Task prompt:
Repeat all of the records verbatim.

====================

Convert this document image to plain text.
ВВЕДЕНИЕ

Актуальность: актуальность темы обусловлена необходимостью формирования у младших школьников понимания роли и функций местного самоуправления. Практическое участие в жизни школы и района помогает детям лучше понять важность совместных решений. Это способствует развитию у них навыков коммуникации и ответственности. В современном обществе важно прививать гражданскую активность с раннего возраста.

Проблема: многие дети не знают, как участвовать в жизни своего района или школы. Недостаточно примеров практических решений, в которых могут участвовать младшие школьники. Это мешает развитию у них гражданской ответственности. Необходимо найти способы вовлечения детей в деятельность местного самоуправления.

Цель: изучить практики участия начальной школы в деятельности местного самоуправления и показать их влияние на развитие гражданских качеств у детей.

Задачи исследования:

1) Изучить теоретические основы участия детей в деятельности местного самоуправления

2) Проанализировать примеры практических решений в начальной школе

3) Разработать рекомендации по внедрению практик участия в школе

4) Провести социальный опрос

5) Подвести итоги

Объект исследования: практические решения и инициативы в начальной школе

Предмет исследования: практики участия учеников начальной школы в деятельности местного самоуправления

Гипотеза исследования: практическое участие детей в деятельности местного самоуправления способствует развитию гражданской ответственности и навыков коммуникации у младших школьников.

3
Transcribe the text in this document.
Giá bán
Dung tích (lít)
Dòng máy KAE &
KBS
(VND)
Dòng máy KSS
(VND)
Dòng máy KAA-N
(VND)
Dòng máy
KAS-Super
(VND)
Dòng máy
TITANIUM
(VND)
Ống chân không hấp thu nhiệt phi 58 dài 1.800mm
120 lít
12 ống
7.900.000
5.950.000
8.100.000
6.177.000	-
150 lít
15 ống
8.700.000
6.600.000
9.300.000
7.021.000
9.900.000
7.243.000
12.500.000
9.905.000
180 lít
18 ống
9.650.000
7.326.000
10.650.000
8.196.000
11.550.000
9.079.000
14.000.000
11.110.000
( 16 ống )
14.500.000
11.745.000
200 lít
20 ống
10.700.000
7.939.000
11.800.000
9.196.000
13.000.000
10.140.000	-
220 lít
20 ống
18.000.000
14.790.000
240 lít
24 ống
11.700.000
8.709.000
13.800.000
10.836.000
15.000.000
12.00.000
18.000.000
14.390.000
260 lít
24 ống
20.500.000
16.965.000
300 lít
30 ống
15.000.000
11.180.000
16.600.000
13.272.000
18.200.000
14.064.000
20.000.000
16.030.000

====================

The result:
Convert this document image to plain text.
ВВЕДЕНИЕ

Актуальность: актуальность темы обусловлена необходимостью формирования у младших школьников понимания роли и функций местного самоуправления. Практическое участие в жизни школы и района помогает детям лучше понять важность совместных решений. Это способствует развитию у них навыков коммуникации и ответственности. В современном обществе важно прививать гражданскую активность с раннего возраста.

Проблема: многие дети не знают, как участвовать в жизни своего района или школы. Недостаточно примеров практических решений, в которых могут участвовать младшие школьники. Это мешает развитию у них гражданской ответственности. Необходимо найти способы вовлечения детей в деятельность местного самоуправления.

Цель: изучить практики участия начальной школы в деятельности местного самоуправления и показать их влияние на развитие гражданских качеств у детей.

Задачи исследования:

1) Изучить теоретические основы участия детей в деятельности местного самоуправления

2) Проанализировать примеры практических решений в начальной школе

3) Разработать рекомендации по внедрению практик участия в школе

4) Провести социальный опрос

5) Подвести итоги

Объект исследования: практические решения и инициативы в начальной школе

Предмет исследования: практики участия учеников начальной школы в деятельности местного самоуправления

Гипотеза исследования: практическое участие детей в деятельности местного самоуправления способствует развитию гражданской ответственности и навыков коммуникации у младших школьников.

3
Transcribe the text in this document.
Giá bán
Dung tích (lít)
Dòng máy KAE &
KBS
(VND)
Dòng máy KSS
(VND)
Dòng máy KAA-N
(VND)
Dòng máy
KAS-Super
(VND)
Dòng máy
TITANIUM
(VND)
Ống chân không hấp thu nhiệt phi 58 dài 1.800mm
120 lít
12 ống
7.900.000
5.950.000
8.100.000
6.177.000	-
150 lít
15 ống
8.700.000
6.600.000
9.300.000
7.021.000
9.900.000
7.243.000
12.500.000
9.905.000
180 lít
18 ống
9.650.000
7.326.000
10.650.000
8.196.000
11.550.000
9.079.000
14.000.000
11.110.000
( 16 ống )
14.500.000
11.745.000
200 lít
20 ống
10.700.000
7.939.000
11.800.000
9.196.000
13.000.000
10.140.000	-
220 lít
20 ống
18.000.000
14.790.000
240 lít
24 ống
11.700.000
8.709.000
13.800.000
10.836.000
15.000.000
12.00.000
18.000.000
14.390.000
260 lít
24 ống
20.500.000
16.965.000
300 lít
30 ống
15.000.000
11.180.000
16.600.000
13.272.000
18.200.000
14.064.000
20.000.000
16.030.000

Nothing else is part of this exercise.